» Page:

Une nouvelle production des Fausses confidences, de Marivaux, vient de débuter au Théâtre de Carouge, à Genève, avant une tournée de plusieurs mois en France. La mise en scène d’Alain Françon et la plupart des comédiens sont remarquables, mais l’ensemble peine à séduire.
Un décor élégant mais simple, presqu’effacé, multipliant à l’envi les ouvertures entre scène et coulisses, et fait tout exprès pour favoriser l’avalanche des entrées et des sorties des protagonistes : assurément, la mise-en-scène des Fausses confidences semble être une translation dans l’espace de la vivacité, de la fluidité de la langue, de l’ivresse verbale de Marivaux et des rebondissements de la comédie. Tout cela étant composé en une partition diaboliquement volubile que l’orchestre d’acteurs réunis par Alain Françon exécute en virtuose.
Son pouvoir de démiurge
De cette éblouissante symphonie de sentiments cachés, de non-dits, d’ambitions contradictoires, de désirs inavoués, de fausses confidences où l’écriture de Marivaux égale celle de Mozart, on sort un peu étourdi, mais sans l’ivresse, hélas ! ressentie dans ce même Théâtre de Carouge, aux portes de Genève, lorsqu’Alain Françon y avait mis en scène Le Misanthrope avec un génie du théâtre éblouissant.

» Extraits de données:
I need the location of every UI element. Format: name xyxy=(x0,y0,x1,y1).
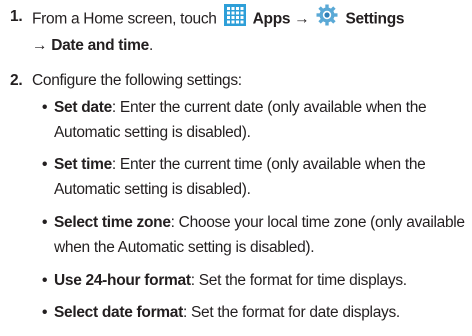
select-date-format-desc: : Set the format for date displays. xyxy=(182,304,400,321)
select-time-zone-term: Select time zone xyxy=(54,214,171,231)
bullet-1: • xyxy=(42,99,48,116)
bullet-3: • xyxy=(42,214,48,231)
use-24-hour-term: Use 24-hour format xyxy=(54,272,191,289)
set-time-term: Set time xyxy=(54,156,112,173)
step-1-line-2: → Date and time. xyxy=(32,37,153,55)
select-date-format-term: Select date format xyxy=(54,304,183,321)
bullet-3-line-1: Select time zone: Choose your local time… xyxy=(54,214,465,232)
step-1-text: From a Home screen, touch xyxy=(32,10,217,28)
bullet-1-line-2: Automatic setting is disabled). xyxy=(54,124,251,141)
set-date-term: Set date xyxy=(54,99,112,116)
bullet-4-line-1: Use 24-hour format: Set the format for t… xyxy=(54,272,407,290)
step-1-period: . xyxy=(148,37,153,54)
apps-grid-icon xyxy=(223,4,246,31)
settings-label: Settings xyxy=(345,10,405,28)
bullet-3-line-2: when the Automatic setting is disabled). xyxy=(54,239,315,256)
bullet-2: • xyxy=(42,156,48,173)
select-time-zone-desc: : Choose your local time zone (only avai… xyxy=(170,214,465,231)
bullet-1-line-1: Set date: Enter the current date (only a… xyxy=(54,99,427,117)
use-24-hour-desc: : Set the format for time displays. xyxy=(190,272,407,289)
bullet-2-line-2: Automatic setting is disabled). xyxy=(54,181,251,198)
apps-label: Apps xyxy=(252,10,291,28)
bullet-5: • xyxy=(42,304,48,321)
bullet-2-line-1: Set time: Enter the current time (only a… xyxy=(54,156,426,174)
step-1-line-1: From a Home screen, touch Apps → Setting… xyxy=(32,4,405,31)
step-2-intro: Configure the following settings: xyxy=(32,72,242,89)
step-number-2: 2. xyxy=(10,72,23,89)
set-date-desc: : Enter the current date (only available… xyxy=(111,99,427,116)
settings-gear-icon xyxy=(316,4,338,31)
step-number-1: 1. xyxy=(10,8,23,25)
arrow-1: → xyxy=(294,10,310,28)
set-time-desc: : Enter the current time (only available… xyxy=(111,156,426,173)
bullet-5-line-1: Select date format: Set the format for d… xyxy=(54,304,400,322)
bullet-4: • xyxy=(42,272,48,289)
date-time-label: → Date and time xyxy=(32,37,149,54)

* * *

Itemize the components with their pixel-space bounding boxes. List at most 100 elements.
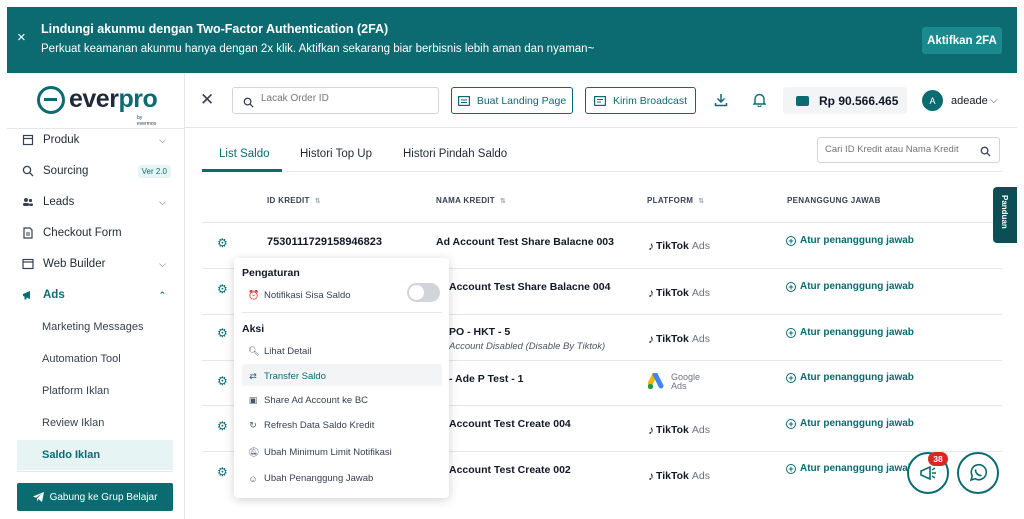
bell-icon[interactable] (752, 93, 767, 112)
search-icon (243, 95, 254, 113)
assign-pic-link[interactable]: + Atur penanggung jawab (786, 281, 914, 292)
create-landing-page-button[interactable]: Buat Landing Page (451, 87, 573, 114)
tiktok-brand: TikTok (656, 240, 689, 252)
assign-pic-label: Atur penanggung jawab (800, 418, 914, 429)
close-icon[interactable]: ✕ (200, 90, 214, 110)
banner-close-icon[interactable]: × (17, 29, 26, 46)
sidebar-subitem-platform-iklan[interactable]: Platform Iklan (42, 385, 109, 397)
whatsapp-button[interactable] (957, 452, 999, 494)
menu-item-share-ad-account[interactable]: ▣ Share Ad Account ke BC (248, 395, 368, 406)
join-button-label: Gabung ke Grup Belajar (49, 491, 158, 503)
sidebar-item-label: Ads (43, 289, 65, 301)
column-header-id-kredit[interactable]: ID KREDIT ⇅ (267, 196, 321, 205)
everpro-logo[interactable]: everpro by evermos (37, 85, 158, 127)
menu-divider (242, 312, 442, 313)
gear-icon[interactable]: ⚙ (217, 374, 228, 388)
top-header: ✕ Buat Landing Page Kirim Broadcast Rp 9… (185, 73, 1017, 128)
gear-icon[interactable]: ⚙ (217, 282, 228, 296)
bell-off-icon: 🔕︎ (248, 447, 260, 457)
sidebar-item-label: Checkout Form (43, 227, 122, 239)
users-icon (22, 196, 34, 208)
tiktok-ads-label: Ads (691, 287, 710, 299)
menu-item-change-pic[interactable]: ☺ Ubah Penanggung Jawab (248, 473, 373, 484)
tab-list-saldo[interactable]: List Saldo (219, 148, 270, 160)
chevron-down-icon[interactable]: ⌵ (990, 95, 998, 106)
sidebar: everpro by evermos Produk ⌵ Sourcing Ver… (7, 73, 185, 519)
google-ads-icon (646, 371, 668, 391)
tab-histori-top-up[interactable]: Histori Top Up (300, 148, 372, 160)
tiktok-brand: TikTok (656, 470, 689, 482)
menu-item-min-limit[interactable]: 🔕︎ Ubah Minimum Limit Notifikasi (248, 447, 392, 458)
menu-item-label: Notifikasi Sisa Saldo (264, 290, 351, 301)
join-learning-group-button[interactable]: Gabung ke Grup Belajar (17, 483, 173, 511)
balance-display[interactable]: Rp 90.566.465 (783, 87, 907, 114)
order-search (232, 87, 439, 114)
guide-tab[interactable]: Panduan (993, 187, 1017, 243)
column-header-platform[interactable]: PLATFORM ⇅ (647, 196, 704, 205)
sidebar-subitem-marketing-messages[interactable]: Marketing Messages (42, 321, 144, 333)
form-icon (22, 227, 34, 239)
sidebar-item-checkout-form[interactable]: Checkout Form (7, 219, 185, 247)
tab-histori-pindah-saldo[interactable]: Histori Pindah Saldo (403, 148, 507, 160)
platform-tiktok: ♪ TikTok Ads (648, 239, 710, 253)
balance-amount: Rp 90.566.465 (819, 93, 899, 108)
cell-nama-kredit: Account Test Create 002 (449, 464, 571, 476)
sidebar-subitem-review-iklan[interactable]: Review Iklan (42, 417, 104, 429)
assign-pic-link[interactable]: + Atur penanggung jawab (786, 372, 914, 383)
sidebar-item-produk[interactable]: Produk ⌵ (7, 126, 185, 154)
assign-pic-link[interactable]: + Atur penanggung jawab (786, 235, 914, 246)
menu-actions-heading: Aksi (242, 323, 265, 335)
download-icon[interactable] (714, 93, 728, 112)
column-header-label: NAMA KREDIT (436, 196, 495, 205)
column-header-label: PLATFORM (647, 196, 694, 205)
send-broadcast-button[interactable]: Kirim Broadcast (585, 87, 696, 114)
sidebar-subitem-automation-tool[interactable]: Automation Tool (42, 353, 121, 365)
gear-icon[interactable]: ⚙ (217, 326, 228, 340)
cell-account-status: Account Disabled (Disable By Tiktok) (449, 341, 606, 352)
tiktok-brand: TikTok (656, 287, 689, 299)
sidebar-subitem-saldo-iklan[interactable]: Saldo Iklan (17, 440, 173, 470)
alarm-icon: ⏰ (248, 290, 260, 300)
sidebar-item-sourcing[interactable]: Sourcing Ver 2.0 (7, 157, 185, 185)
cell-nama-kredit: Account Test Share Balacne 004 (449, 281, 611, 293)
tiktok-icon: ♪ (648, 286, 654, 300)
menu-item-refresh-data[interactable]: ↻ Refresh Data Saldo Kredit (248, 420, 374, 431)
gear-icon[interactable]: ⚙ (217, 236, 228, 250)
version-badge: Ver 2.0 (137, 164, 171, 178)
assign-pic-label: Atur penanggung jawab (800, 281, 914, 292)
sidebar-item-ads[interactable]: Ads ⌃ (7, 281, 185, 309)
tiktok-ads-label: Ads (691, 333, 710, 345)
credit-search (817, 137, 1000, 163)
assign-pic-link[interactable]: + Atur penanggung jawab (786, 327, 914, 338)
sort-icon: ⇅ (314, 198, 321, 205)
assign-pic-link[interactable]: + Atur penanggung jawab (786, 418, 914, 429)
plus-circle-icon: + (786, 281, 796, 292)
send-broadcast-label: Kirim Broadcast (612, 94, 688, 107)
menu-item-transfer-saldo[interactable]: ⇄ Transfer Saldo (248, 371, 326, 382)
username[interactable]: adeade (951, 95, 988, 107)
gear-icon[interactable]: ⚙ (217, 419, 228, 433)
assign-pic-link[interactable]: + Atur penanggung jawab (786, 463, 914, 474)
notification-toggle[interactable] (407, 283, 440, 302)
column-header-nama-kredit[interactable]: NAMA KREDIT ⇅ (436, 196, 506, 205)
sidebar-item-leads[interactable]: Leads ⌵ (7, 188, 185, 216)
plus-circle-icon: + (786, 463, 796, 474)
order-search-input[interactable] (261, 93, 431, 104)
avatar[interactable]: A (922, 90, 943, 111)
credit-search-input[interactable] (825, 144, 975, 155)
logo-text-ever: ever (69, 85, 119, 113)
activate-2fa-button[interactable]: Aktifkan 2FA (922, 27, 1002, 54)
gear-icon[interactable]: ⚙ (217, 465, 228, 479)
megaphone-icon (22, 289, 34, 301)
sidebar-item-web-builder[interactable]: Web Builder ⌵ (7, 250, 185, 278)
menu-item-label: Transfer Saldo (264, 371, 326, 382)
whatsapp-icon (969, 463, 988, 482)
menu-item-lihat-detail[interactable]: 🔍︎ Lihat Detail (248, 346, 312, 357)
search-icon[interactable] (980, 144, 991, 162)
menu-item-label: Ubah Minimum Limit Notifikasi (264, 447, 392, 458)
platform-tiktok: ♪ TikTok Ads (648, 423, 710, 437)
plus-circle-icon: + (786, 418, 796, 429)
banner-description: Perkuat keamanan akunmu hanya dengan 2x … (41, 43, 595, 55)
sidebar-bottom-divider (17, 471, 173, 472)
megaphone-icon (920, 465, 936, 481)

» Consigne:
Restituez intégralement la critique des Fausses confidences placée plus haut, sans en changer un mot.

» Réponse:
Une nouvelle production des Fausses confidences, de Marivaux, vient de débuter au Théâtre de Carouge, à Genève, avant une tournée de plusieurs mois en France. La mise en scène d’Alain Françon et la plupart des comédiens sont remarquables, mais l’ensemble peine à séduire.
Un décor élégant mais simple, presqu’effacé, multipliant à l’envi les ouvertures entre scène et coulisses, et fait tout exprès pour favoriser l’avalanche des entrées et des sorties des protagonistes : assurément, la mise-en-scène des Fausses confidences semble être une translation dans l’espace de la vivacité, de la fluidité de la langue, de l’ivresse verbale de Marivaux et des rebondissements de la comédie. Tout cela étant composé en une partition diaboliquement volubile que l’orchestre d’acteurs réunis par Alain Françon exécute en virtuose.
Son pouvoir de démiurge
De cette éblouissante symphonie de sentiments cachés, de non-dits, d’ambitions contradictoires, de désirs inavoués, de fausses confidences où l’écriture de Marivaux égale celle de Mozart, on sort un peu étourdi, mais sans l’ivresse, hélas ! ressentie dans ce même Théâtre de Carouge, aux portes de Genève, lorsqu’Alain Françon y avait mis en scène Le Misanthrope avec un génie du théâtre éblouissant.